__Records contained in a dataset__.
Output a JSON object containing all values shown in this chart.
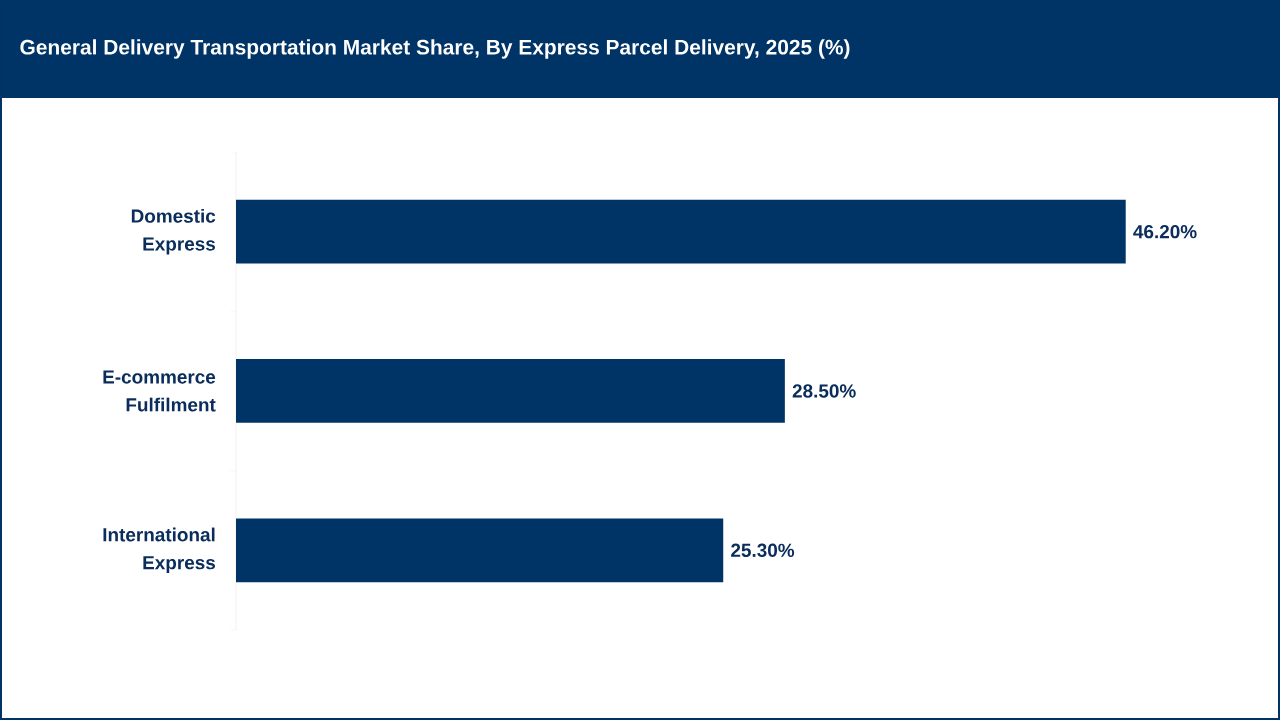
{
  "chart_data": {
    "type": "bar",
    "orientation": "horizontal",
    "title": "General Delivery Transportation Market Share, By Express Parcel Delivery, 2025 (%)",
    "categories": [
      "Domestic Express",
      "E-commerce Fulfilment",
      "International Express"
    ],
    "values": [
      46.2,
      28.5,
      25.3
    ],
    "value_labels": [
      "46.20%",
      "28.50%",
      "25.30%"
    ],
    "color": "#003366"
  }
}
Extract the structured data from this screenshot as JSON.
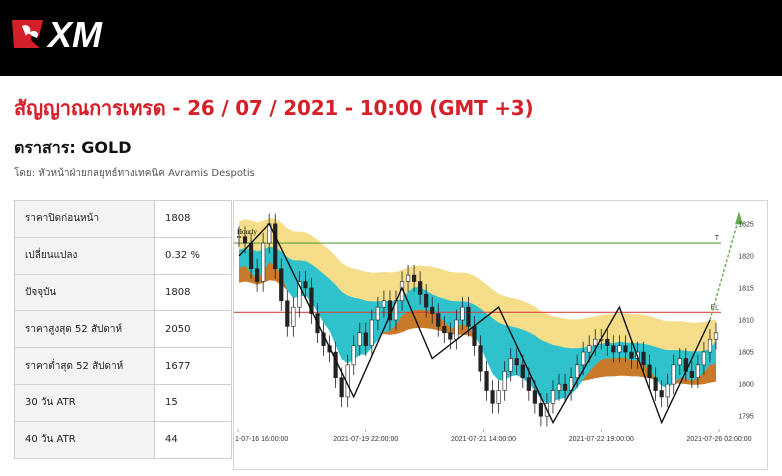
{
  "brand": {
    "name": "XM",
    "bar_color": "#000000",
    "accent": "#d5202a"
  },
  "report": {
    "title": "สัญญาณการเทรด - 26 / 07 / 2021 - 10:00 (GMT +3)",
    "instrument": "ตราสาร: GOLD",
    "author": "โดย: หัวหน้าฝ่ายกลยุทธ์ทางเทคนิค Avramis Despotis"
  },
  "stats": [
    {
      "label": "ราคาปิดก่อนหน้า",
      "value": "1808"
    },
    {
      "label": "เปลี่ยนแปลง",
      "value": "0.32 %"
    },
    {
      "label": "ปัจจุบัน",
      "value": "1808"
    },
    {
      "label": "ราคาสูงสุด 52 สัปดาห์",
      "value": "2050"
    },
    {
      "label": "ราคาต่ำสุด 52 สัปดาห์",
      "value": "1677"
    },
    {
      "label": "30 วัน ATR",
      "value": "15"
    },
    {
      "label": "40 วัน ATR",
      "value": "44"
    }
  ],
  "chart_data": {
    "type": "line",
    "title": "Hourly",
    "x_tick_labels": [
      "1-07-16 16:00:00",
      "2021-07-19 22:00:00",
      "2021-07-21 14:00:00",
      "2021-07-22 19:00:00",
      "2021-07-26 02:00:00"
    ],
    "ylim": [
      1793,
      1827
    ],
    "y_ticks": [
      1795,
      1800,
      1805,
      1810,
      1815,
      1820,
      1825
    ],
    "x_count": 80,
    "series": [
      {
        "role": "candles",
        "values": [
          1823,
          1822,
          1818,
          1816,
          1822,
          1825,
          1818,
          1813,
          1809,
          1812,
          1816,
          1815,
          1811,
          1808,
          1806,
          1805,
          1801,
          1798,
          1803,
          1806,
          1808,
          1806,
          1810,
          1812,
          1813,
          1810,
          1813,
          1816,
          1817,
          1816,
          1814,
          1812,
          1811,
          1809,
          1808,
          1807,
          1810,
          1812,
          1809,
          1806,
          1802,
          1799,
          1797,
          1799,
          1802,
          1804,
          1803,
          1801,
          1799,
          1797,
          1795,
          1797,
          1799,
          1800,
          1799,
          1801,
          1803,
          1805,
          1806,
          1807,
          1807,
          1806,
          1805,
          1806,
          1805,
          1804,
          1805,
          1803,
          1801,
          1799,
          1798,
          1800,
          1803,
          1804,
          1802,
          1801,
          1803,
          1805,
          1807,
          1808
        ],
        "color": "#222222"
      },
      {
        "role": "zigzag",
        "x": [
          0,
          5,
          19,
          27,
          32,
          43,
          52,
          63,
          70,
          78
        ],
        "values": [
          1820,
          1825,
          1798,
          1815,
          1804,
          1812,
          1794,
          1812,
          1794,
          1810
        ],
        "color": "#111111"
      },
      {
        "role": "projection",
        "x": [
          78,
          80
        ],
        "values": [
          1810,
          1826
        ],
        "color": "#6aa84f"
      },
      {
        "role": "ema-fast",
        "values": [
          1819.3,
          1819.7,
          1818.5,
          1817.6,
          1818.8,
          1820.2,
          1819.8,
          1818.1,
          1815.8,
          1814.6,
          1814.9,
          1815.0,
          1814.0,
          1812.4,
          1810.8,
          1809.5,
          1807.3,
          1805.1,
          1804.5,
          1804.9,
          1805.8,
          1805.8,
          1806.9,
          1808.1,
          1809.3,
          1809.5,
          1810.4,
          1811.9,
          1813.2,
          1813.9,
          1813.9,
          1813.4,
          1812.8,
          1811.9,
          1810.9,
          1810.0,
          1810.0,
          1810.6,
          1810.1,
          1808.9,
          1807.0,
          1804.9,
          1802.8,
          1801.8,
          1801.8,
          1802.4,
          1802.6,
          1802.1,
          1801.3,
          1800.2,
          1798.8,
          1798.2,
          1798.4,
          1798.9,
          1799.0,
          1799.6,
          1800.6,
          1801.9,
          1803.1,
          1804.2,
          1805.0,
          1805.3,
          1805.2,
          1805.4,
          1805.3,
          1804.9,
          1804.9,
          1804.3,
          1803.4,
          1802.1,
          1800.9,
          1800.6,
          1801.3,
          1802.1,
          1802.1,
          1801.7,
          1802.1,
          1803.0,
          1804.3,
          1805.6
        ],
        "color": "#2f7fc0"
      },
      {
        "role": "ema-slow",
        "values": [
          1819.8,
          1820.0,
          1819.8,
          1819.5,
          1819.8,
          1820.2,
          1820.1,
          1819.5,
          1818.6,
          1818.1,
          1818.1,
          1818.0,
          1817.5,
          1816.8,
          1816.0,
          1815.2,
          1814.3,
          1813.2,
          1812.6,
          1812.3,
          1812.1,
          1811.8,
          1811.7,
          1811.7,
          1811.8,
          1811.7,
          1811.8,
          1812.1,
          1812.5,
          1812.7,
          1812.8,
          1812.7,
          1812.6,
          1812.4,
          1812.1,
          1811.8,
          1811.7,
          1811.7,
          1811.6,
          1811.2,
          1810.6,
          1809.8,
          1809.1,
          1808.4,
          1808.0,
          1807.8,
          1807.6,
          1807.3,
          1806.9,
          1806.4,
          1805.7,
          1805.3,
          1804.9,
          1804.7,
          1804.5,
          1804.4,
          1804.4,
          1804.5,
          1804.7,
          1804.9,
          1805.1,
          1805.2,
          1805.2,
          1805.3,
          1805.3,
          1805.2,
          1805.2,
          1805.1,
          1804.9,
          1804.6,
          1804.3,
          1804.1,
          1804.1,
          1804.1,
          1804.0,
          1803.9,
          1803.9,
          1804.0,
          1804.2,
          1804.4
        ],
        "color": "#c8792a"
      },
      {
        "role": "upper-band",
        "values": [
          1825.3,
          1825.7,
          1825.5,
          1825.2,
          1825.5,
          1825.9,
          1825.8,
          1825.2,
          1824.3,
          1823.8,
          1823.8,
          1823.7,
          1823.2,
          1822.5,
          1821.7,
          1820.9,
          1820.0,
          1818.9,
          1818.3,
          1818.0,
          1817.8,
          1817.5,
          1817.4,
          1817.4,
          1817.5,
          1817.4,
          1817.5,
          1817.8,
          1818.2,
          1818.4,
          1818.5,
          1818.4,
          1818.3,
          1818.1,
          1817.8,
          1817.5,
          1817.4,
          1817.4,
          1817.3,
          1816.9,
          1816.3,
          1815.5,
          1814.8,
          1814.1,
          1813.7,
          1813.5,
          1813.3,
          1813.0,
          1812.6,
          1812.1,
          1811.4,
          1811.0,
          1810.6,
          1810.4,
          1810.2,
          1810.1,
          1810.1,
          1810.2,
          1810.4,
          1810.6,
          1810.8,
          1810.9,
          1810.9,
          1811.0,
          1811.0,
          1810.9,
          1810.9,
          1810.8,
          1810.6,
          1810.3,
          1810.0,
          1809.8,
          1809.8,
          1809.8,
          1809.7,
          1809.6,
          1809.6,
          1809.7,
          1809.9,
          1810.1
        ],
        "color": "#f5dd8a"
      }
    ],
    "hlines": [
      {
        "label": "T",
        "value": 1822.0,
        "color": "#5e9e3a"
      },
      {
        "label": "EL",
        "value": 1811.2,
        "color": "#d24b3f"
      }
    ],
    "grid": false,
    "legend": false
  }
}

__WHAT THIS TASK INVOLVES__. Pick out every line with the string "ปดาห" and copy it.

__CORRECT RESPONSE__.
      "label": "ราคาสูงสุด 52 สัปดาห์",
      "label": "ราคาต่ำสุด 52 สัปดาห์",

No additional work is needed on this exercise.